Raw records:

=-=-=

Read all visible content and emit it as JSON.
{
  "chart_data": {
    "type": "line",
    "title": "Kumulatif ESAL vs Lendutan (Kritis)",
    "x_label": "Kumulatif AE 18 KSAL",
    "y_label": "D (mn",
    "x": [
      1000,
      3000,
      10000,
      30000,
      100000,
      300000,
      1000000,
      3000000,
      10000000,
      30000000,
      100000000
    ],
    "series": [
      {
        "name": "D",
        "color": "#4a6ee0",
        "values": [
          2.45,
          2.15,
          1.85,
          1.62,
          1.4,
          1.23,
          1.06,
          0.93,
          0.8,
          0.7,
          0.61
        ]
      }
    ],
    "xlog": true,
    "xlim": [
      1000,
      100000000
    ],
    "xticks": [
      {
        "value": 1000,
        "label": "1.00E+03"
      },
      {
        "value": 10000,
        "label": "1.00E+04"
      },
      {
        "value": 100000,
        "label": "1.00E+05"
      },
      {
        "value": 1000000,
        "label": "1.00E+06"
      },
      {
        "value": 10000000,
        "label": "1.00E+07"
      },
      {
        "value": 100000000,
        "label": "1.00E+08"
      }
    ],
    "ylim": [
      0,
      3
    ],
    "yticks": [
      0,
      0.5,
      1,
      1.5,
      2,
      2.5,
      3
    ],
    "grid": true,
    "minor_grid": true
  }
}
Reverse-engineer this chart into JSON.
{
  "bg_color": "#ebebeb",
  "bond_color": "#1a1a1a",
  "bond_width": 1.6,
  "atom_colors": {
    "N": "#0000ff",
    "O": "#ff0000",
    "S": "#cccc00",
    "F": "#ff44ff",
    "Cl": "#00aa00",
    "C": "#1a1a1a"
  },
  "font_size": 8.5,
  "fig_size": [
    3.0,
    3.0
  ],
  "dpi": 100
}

=-=-=

WHAT TO WORK ON:
Gather each line of the listing that holds the string "JSON".

RESULT OF THE TASK:
Read all visible content and emit it as JSON.
Reverse-engineer this chart into JSON.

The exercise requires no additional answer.